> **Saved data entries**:
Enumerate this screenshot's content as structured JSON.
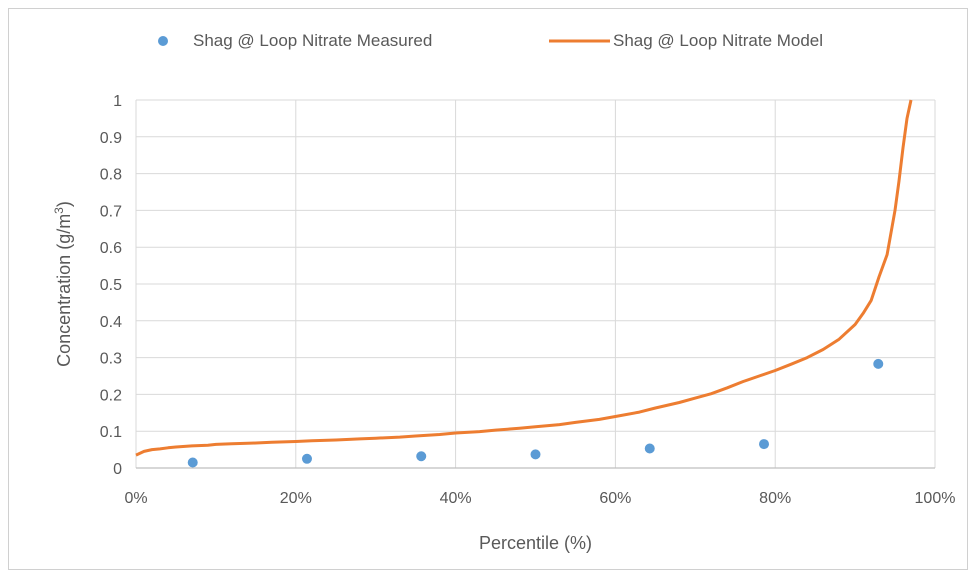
{
  "chart_data": {
    "type": "scatter",
    "title": "",
    "xlabel": "Percentile (%)",
    "ylabel": "Concentration (g/m",
    "ylabel_sup": "3",
    "ylabel_end": ")",
    "xlim": [
      0,
      100
    ],
    "ylim": [
      0,
      1
    ],
    "x_ticks": [
      {
        "value": 0,
        "label": "0%"
      },
      {
        "value": 20,
        "label": "20%"
      },
      {
        "value": 40,
        "label": "40%"
      },
      {
        "value": 60,
        "label": "60%"
      },
      {
        "value": 80,
        "label": "80%"
      },
      {
        "value": 100,
        "label": "100%"
      }
    ],
    "y_ticks": [
      {
        "value": 0,
        "label": "0"
      },
      {
        "value": 0.1,
        "label": "0.1"
      },
      {
        "value": 0.2,
        "label": "0.2"
      },
      {
        "value": 0.3,
        "label": "0.3"
      },
      {
        "value": 0.4,
        "label": "0.4"
      },
      {
        "value": 0.5,
        "label": "0.5"
      },
      {
        "value": 0.6,
        "label": "0.6"
      },
      {
        "value": 0.7,
        "label": "0.7"
      },
      {
        "value": 0.8,
        "label": "0.8"
      },
      {
        "value": 0.9,
        "label": "0.9"
      },
      {
        "value": 1,
        "label": "1"
      }
    ],
    "grid": true,
    "legend_position": "top",
    "series": [
      {
        "name": "Shag @ Loop Nitrate Measured",
        "kind": "scatter",
        "color": "#5b9bd5",
        "x": [
          7.1,
          21.4,
          35.7,
          50.0,
          64.3,
          78.6,
          92.9
        ],
        "y": [
          0.015,
          0.025,
          0.032,
          0.037,
          0.053,
          0.065,
          0.283
        ]
      },
      {
        "name": "Shag @ Loop Nitrate Model",
        "kind": "line",
        "color": "#ed7d31",
        "x": [
          0,
          1,
          2,
          3,
          4,
          5,
          7,
          9,
          10,
          12,
          14,
          15,
          17,
          20,
          22,
          25,
          28,
          30,
          33,
          35,
          38,
          40,
          43,
          45,
          48,
          50,
          53,
          55,
          58,
          60,
          63,
          65,
          68,
          70,
          72,
          74,
          76,
          78,
          80,
          82,
          84,
          86,
          88,
          90,
          91,
          92,
          93,
          94,
          95,
          95.5,
          96,
          96.5,
          97
        ],
        "y": [
          0.035,
          0.045,
          0.05,
          0.052,
          0.055,
          0.057,
          0.06,
          0.062,
          0.064,
          0.066,
          0.067,
          0.068,
          0.07,
          0.072,
          0.074,
          0.076,
          0.079,
          0.081,
          0.084,
          0.087,
          0.091,
          0.095,
          0.099,
          0.103,
          0.108,
          0.112,
          0.118,
          0.124,
          0.132,
          0.14,
          0.152,
          0.163,
          0.178,
          0.19,
          0.202,
          0.218,
          0.235,
          0.25,
          0.265,
          0.282,
          0.3,
          0.322,
          0.35,
          0.39,
          0.42,
          0.455,
          0.52,
          0.58,
          0.7,
          0.78,
          0.87,
          0.95,
          1.0
        ]
      }
    ]
  }
}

> **To do**: Look above for every line with the word "Nitrate" and copy it.

> **Task response**:
        "name": "Shag @ Loop Nitrate Measured",
        "name": "Shag @ Loop Nitrate Model",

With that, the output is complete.